Records from a dataset:
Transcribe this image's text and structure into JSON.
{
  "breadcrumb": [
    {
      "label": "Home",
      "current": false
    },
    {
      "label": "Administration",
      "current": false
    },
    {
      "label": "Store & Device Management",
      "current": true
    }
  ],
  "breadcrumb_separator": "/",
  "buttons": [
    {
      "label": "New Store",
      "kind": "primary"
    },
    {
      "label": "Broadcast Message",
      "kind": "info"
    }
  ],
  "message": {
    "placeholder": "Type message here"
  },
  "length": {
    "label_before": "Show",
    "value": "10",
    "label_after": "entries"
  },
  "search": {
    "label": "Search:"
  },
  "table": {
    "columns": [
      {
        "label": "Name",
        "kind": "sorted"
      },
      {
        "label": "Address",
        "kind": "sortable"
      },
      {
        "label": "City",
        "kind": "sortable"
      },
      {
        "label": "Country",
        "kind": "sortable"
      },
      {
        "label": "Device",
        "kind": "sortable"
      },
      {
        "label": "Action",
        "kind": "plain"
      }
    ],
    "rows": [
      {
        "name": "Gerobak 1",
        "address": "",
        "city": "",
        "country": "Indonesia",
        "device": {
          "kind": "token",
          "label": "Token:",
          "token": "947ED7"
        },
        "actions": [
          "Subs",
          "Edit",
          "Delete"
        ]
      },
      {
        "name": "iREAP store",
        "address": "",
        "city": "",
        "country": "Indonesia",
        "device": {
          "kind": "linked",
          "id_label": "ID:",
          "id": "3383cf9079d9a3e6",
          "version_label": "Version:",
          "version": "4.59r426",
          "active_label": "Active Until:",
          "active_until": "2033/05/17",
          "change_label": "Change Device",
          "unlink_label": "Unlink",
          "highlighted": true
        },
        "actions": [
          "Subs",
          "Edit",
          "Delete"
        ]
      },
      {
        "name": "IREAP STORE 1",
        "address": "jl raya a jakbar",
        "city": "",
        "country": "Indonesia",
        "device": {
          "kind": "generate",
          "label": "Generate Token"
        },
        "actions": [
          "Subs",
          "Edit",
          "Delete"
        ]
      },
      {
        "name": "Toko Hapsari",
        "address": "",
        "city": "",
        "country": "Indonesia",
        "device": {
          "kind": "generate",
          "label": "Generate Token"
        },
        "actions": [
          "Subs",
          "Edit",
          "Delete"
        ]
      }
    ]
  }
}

**DIRECTIVE:**
Restate the records, all of them, precisely as written.

**RESPONSE TO THIS TASK:**
Transcribe this image's text and structure into JSON.
{
  "breadcrumb": [
    {
      "label": "Home",
      "current": false
    },
    {
      "label": "Administration",
      "current": false
    },
    {
      "label": "Store & Device Management",
      "current": true
    }
  ],
  "breadcrumb_separator": "/",
  "buttons": [
    {
      "label": "New Store",
      "kind": "primary"
    },
    {
      "label": "Broadcast Message",
      "kind": "info"
    }
  ],
  "message": {
    "placeholder": "Type message here"
  },
  "length": {
    "label_before": "Show",
    "value": "10",
    "label_after": "entries"
  },
  "search": {
    "label": "Search:"
  },
  "table": {
    "columns": [
      {
        "label": "Name",
        "kind": "sorted"
      },
      {
        "label": "Address",
        "kind": "sortable"
      },
      {
        "label": "City",
        "kind": "sortable"
      },
      {
        "label": "Country",
        "kind": "sortable"
      },
      {
        "label": "Device",
        "kind": "sortable"
      },
      {
        "label": "Action",
        "kind": "plain"
      }
    ],
    "rows": [
      {
        "name": "Gerobak 1",
        "address": "",
        "city": "",
        "country": "Indonesia",
        "device": {
          "kind": "token",
          "label": "Token:",
          "token": "947ED7"
        },
        "actions": [
          "Subs",
          "Edit",
          "Delete"
        ]
      },
      {
        "name": "iREAP store",
        "address": "",
        "city": "",
        "country": "Indonesia",
        "device": {
          "kind": "linked",
          "id_label": "ID:",
          "id": "3383cf9079d9a3e6",
          "version_label": "Version:",
          "version": "4.59r426",
          "active_label": "Active Until:",
          "active_until": "2033/05/17",
          "change_label": "Change Device",
          "unlink_label": "Unlink",
          "highlighted": true
        },
        "actions": [
          "Subs",
          "Edit",
          "Delete"
        ]
      },
      {
        "name": "IREAP STORE 1",
        "address": "jl raya a jakbar",
        "city": "",
        "country": "Indonesia",
        "device": {
          "kind": "generate",
          "label": "Generate Token"
        },
        "actions": [
          "Subs",
          "Edit",
          "Delete"
        ]
      },
      {
        "name": "Toko Hapsari",
        "address": "",
        "city": "",
        "country": "Indonesia",
        "device": {
          "kind": "generate",
          "label": "Generate Token"
        },
        "actions": [
          "Subs",
          "Edit",
          "Delete"
        ]
      }
    ]
  }
}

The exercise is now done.